Exercise goal:
From the listing below, count the lines where the string "dụng" occurs. Give the number, with no other words.

Dataset extract:
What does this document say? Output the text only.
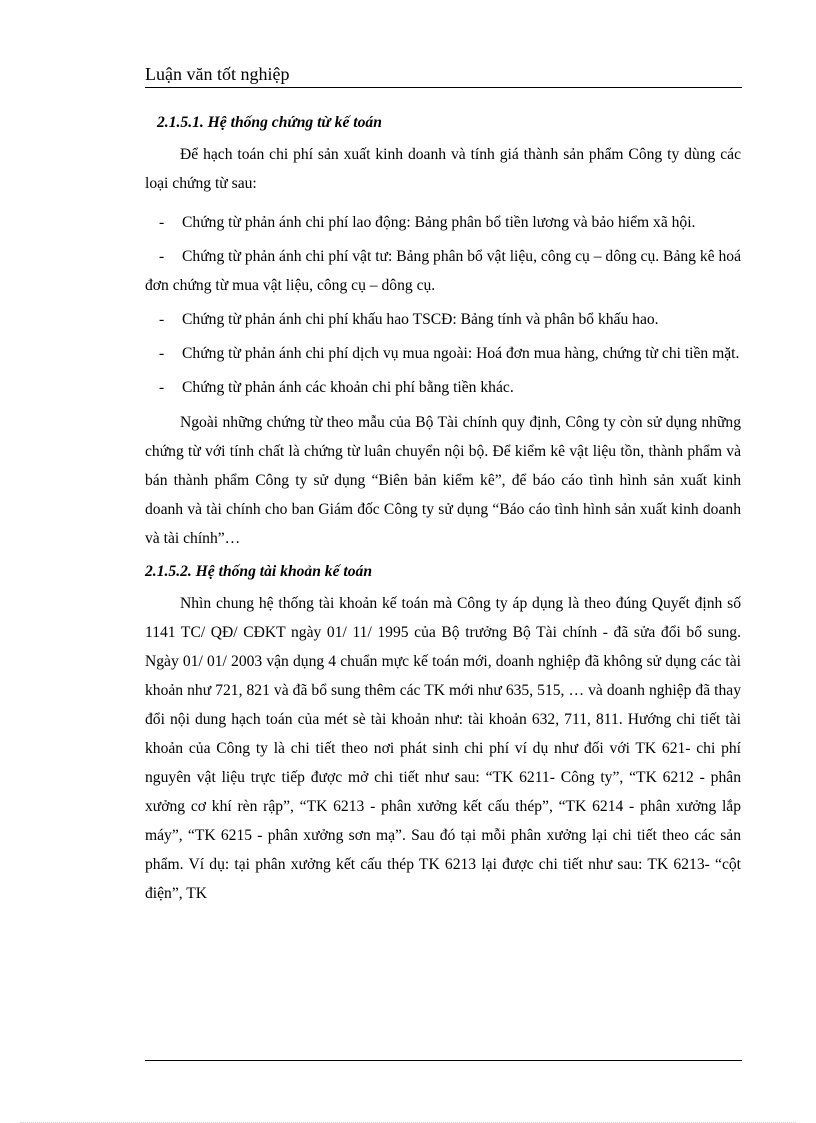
Luận văn tốt nghiệp

2.1.5.1. Hệ thống chứng từ kế toán

Để hạch toán chi phí sản xuất kinh doanh và tính giá thành sản phẩm Công ty dùng các loại chứng từ sau:

- Chứng từ phản ánh chi phí lao động: Bảng phân bổ tiền lương và bảo hiểm xã hội.

- Chứng từ phản ánh chi phí vật tư: Bảng phân bổ vật liệu, công cụ – dông cụ. Bảng kê hoá đơn chứng từ mua vật liệu, công cụ – dông cụ.

- Chứng từ phản ánh chi phí khấu hao TSCĐ: Bảng tính và phân bổ khấu hao.

- Chứng từ phản ánh chi phí dịch vụ mua ngoài: Hoá đơn mua hàng, chứng từ chi tiền mặt.

- Chứng từ phản ánh các khoản chi phí bằng tiền khác.

Ngoài những chứng từ theo mẫu của Bộ Tài chính quy định, Công ty còn sử dụng những chứng từ với tính chất là chứng từ luân chuyển nội bộ. Để kiểm kê vật liệu tồn, thành phẩm và bán thành phẩm Công ty sử dụng “Biên bản kiểm kê”, để báo cáo tình hình sản xuất kinh doanh và tài chính cho ban Giám đốc Công ty sử dụng “Báo cáo tình hình sản xuất kinh doanh và tài chính”…

2.1.5.2. Hệ thống tài khoản kế toán

Nhìn chung hệ thống tài khoản kế toán mà Công ty áp dụng là theo đúng Quyết định số 1141 TC/ QĐ/ CĐKT ngày 01/ 11/ 1995 của Bộ trưởng Bộ Tài chính - đã sửa đổi bổ sung. Ngày 01/ 01/ 2003 vận dụng 4 chuẩn mực kế toán mới, doanh nghiệp đã không sử dụng các tài khoản như 721, 821 và đã bổ sung thêm các TK mới như 635, 515, … và doanh nghiệp đã thay đổi nội dung hạch toán của mét sè tài khoản như: tài khoản 632, 711, 811. Hướng chi tiết tài khoản của Công ty là chi tiết theo nơi phát sinh chi phí ví dụ như đối với TK 621- chi phí nguyên vật liệu trực tiếp được mở chi tiết như sau: “TK 6211- Công ty”, “TK 6212 - phân xưởng cơ khí rèn rập”, “TK 6213 - phân xưởng kết cấu thép”, “TK 6214 - phân xưởng lắp máy”, “TK 6215 - phân xưởng sơn mạ”. Sau đó tại mỗi phân xưởng lại chi tiết theo các sản phẩm. Ví dụ: tại phân xưởng kết cấu thép TK 6213 lại được chi tiết như sau: TK 6213- “cột điện”, TK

Solution for this exercise:
2